* **Task statement**: Read the lines that follow and tally those with the word "Variación"; give the number and nothing else.

* **Records shown**:
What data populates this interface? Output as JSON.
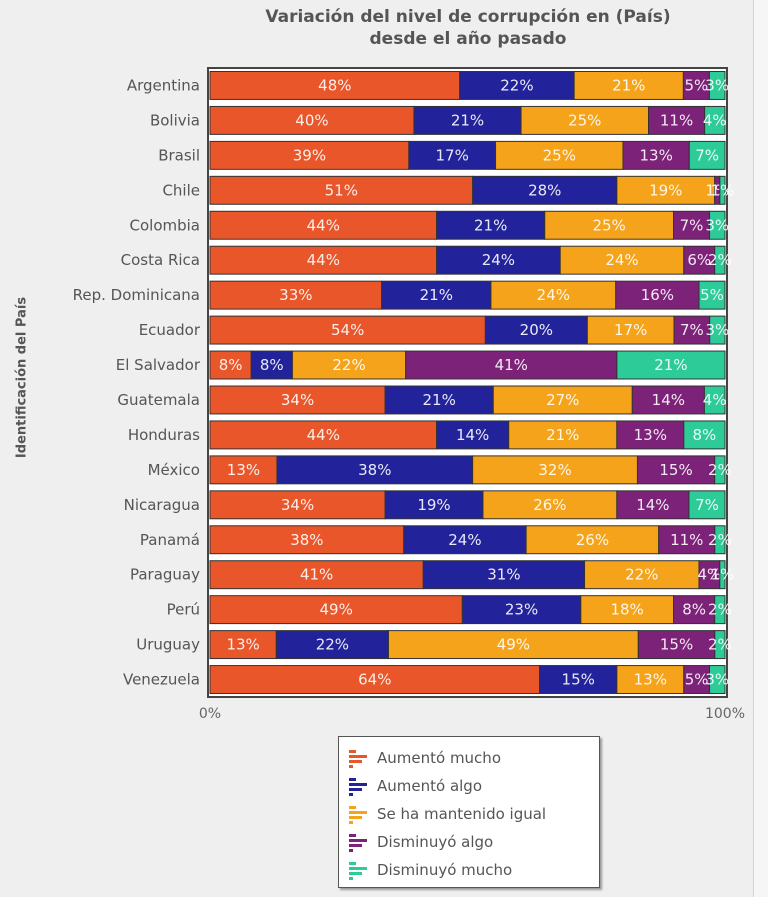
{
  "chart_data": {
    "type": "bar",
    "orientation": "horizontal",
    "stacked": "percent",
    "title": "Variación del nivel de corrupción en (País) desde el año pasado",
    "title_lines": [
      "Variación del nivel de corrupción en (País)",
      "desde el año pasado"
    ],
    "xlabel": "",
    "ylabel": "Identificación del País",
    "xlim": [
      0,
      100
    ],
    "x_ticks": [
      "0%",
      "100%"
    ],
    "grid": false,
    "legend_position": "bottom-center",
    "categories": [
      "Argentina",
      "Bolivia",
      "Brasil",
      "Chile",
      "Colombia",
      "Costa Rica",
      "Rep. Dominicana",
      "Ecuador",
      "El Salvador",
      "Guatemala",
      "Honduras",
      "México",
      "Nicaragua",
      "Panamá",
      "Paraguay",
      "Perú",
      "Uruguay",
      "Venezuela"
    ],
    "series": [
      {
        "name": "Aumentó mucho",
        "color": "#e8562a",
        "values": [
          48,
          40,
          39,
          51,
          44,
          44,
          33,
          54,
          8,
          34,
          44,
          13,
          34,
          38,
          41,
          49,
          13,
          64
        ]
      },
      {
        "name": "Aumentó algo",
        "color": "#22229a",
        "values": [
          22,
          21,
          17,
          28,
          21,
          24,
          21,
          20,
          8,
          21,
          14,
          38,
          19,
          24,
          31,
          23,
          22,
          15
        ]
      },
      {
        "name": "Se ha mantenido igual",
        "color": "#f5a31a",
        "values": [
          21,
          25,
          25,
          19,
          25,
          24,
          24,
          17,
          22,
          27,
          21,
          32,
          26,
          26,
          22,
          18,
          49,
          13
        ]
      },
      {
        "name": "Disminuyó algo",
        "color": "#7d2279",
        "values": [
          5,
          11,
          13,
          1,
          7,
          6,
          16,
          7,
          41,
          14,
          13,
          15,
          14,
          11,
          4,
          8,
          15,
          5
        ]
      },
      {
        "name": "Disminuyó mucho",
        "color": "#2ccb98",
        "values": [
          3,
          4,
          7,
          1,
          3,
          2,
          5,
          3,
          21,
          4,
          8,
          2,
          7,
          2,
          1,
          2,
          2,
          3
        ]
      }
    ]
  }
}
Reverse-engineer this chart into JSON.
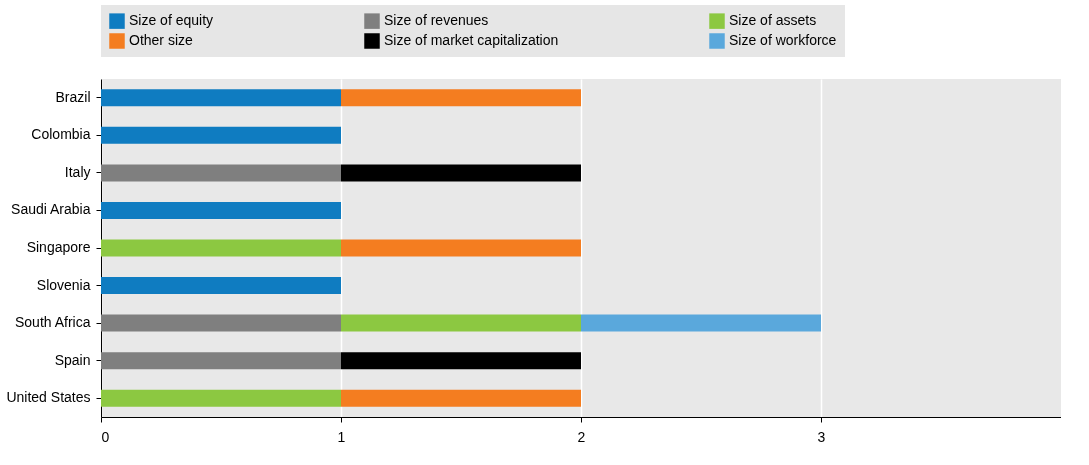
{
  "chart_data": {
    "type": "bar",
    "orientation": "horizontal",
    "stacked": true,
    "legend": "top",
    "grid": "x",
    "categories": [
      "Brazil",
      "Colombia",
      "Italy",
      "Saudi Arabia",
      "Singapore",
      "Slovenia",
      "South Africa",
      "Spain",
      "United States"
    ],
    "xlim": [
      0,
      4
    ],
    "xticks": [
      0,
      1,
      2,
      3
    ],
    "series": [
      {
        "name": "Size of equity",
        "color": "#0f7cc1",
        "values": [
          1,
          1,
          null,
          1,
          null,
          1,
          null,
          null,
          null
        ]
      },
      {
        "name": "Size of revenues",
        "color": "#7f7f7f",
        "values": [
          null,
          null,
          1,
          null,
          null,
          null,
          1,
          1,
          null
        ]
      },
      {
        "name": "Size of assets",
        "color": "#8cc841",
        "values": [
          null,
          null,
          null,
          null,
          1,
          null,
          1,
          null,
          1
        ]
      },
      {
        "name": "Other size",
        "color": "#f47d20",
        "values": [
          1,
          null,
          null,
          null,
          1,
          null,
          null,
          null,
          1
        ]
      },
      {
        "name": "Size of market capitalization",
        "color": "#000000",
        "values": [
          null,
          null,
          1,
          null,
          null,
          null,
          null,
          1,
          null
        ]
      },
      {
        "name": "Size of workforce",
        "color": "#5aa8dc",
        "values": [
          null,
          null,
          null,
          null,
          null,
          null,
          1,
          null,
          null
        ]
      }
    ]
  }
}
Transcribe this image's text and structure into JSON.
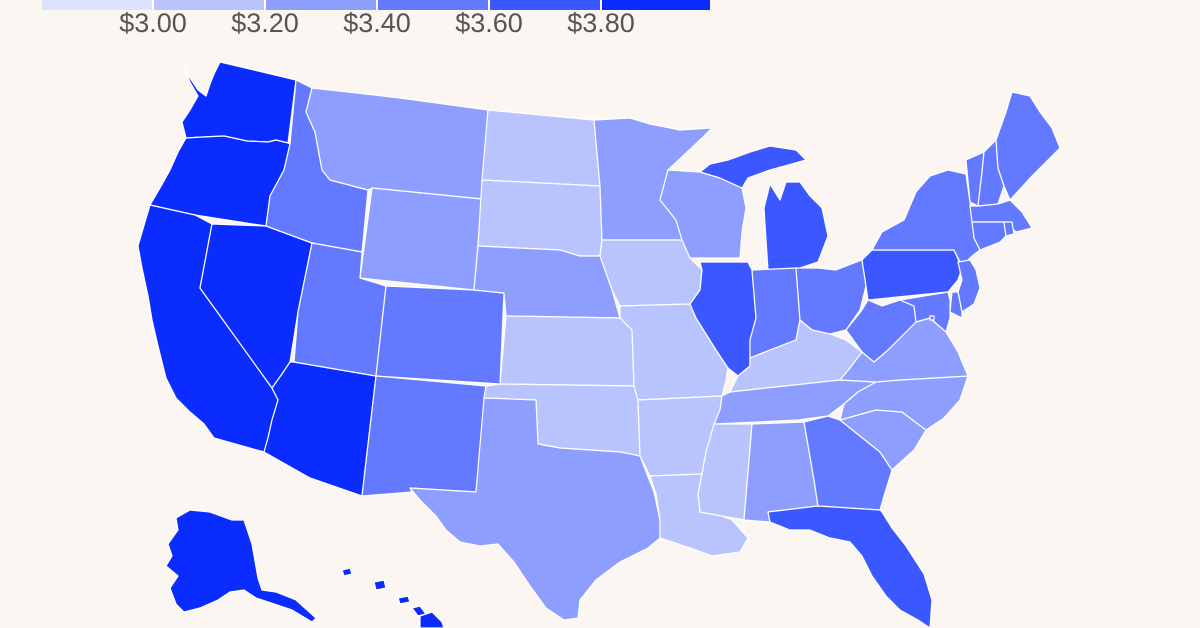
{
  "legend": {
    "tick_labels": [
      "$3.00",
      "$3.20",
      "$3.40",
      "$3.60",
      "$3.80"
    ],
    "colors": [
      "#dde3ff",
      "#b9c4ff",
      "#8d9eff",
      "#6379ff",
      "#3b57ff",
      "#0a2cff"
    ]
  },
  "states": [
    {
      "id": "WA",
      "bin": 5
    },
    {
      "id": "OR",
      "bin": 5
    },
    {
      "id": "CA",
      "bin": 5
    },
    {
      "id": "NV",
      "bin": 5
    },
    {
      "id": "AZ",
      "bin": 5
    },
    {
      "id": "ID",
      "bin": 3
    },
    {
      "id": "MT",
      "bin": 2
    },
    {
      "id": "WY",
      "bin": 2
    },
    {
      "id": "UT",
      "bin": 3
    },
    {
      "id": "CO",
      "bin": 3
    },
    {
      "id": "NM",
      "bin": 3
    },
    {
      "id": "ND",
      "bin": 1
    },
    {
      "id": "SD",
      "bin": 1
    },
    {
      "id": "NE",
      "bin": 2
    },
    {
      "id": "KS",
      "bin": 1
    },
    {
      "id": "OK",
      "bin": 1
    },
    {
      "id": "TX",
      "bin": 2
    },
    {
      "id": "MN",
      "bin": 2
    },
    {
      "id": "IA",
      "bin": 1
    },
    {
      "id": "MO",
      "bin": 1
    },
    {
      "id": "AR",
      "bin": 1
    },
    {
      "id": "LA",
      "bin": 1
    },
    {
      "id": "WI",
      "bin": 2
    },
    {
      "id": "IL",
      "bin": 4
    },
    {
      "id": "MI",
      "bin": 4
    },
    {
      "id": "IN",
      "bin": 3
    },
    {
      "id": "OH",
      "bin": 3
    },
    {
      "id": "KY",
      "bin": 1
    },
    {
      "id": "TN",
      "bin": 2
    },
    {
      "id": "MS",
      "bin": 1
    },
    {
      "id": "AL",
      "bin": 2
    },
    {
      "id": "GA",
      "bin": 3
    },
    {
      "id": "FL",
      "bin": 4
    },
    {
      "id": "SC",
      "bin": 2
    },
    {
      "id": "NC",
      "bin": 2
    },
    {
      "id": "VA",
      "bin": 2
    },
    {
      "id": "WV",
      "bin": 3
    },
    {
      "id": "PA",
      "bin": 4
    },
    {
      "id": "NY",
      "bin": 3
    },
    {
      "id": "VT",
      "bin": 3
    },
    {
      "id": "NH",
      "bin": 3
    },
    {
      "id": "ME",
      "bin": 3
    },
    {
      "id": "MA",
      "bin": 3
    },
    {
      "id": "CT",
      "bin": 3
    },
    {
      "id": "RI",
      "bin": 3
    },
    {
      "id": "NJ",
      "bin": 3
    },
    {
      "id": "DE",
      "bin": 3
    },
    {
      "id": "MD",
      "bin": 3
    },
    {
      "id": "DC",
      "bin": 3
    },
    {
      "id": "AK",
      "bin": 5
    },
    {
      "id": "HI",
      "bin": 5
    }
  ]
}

* **Expected output**: 2